_The task:_
Review the material line by line. Identify and copy every line that contains the string "JSON".

_Extracted data entries:_
# # # # # # #

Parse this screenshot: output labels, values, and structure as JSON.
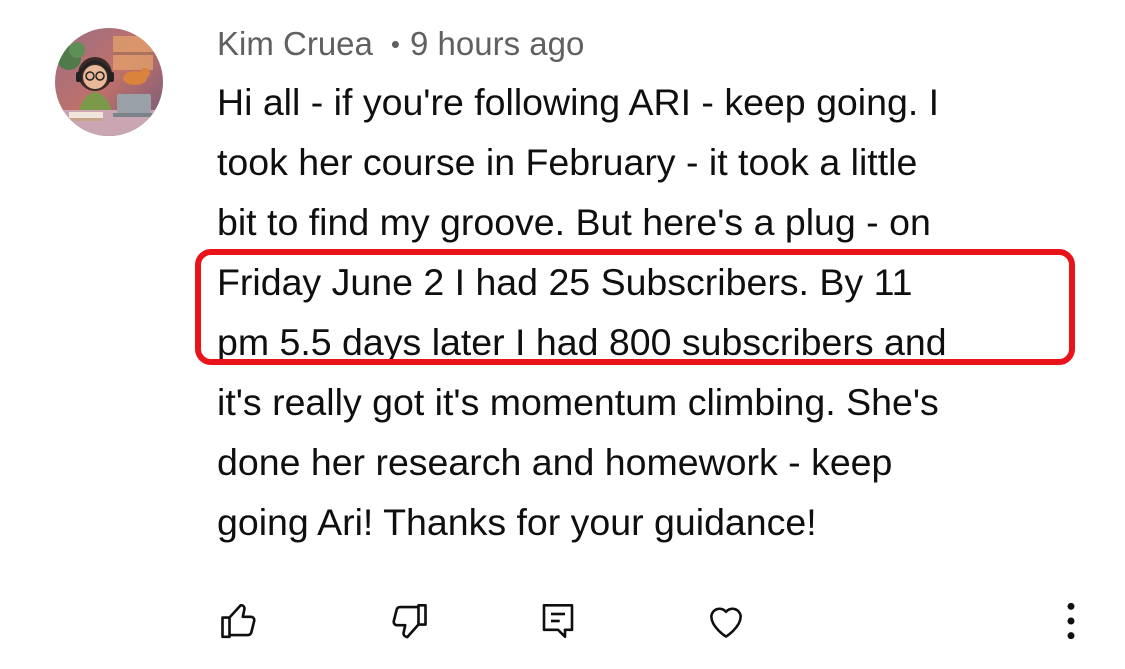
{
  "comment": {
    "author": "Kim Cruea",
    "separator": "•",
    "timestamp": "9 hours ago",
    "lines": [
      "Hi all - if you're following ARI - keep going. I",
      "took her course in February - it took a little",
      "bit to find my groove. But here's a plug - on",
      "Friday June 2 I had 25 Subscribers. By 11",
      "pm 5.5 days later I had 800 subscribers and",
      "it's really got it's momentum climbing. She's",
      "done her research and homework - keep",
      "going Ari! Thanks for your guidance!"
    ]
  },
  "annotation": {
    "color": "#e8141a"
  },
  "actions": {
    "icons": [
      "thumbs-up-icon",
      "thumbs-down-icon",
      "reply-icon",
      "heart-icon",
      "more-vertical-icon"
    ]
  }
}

# # # # # # #

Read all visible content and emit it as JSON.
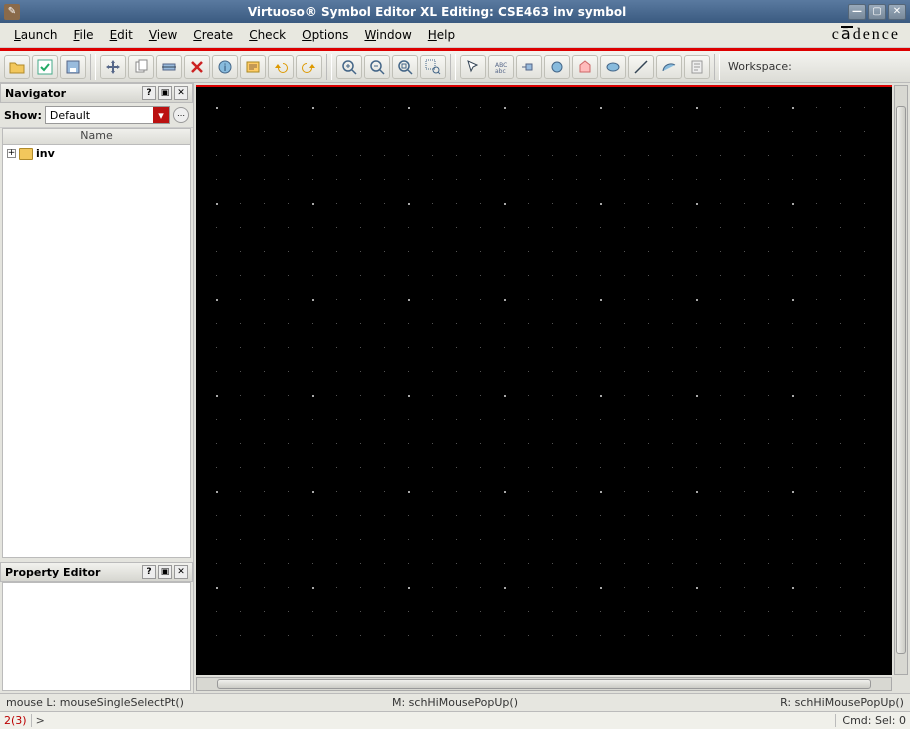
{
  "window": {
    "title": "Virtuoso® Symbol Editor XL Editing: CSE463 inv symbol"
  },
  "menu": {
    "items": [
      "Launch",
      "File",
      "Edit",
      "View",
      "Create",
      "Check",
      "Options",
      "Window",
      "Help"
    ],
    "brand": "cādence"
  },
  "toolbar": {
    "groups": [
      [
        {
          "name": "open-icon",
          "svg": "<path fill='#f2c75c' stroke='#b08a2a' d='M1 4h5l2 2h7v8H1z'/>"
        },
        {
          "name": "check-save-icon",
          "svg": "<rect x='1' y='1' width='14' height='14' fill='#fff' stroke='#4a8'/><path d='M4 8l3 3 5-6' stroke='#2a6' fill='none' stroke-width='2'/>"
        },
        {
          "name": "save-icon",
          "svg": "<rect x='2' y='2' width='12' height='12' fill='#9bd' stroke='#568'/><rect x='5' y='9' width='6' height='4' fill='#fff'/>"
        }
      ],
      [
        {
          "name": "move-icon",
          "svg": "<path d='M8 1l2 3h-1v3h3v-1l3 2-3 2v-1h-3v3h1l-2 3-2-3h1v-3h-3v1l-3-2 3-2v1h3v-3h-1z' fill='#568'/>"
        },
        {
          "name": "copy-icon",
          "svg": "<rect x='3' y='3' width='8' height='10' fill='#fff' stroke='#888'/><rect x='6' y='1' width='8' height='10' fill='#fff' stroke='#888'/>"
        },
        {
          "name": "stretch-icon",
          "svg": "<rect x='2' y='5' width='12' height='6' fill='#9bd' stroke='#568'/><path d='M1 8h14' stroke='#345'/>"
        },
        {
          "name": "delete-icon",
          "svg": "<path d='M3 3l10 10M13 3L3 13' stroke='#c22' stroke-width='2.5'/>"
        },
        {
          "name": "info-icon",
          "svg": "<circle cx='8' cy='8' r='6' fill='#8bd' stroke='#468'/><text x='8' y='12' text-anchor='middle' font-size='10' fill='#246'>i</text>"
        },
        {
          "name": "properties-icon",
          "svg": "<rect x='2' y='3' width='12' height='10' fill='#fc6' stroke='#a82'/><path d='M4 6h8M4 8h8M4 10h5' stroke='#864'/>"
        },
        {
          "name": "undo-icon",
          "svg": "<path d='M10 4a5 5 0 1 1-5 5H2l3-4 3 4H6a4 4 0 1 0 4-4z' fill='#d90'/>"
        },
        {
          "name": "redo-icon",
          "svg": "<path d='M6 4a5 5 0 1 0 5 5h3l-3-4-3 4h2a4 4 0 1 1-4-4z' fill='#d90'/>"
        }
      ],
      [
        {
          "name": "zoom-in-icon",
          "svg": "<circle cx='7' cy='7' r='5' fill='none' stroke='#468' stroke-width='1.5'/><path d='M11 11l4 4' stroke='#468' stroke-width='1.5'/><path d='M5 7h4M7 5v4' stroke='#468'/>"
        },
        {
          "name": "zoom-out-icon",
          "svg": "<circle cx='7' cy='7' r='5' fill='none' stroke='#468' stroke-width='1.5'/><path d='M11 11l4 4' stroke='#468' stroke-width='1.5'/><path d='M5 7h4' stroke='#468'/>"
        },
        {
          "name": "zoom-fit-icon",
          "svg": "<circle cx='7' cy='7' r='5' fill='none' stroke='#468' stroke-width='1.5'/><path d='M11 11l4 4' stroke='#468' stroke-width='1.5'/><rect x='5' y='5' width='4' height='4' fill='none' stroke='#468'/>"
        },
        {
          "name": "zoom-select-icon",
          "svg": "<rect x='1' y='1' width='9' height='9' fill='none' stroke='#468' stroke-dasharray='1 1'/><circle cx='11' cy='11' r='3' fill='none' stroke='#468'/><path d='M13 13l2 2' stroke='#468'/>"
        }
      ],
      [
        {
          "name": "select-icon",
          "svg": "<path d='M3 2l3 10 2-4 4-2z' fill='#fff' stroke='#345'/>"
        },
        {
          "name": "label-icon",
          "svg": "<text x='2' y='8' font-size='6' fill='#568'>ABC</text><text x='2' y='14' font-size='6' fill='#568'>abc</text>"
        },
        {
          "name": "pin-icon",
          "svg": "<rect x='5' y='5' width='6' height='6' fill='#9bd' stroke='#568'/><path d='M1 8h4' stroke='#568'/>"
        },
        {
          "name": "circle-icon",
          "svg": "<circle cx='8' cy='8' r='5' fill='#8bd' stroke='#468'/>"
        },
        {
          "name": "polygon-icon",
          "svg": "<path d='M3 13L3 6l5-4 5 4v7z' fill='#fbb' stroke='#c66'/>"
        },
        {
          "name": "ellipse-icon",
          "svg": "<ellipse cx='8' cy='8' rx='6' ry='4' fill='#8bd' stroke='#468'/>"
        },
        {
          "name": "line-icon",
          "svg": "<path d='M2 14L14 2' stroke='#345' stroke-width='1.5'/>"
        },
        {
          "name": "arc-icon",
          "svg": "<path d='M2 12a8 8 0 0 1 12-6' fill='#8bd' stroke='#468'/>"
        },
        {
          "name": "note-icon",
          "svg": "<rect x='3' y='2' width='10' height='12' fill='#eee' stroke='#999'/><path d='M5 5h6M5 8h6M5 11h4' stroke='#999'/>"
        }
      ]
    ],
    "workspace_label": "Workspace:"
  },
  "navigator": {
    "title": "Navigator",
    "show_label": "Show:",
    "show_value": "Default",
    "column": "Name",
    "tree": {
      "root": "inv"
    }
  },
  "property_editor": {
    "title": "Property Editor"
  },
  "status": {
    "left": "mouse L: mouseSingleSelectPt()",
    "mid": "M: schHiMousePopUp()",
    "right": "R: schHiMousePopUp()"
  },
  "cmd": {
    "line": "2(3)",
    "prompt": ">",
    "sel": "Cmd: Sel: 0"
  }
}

# # # # # # #

_Result for this exercise:_
Parse this screenshot: output labels, values, and structure as JSON.
Read all visible content and emit it as JSON.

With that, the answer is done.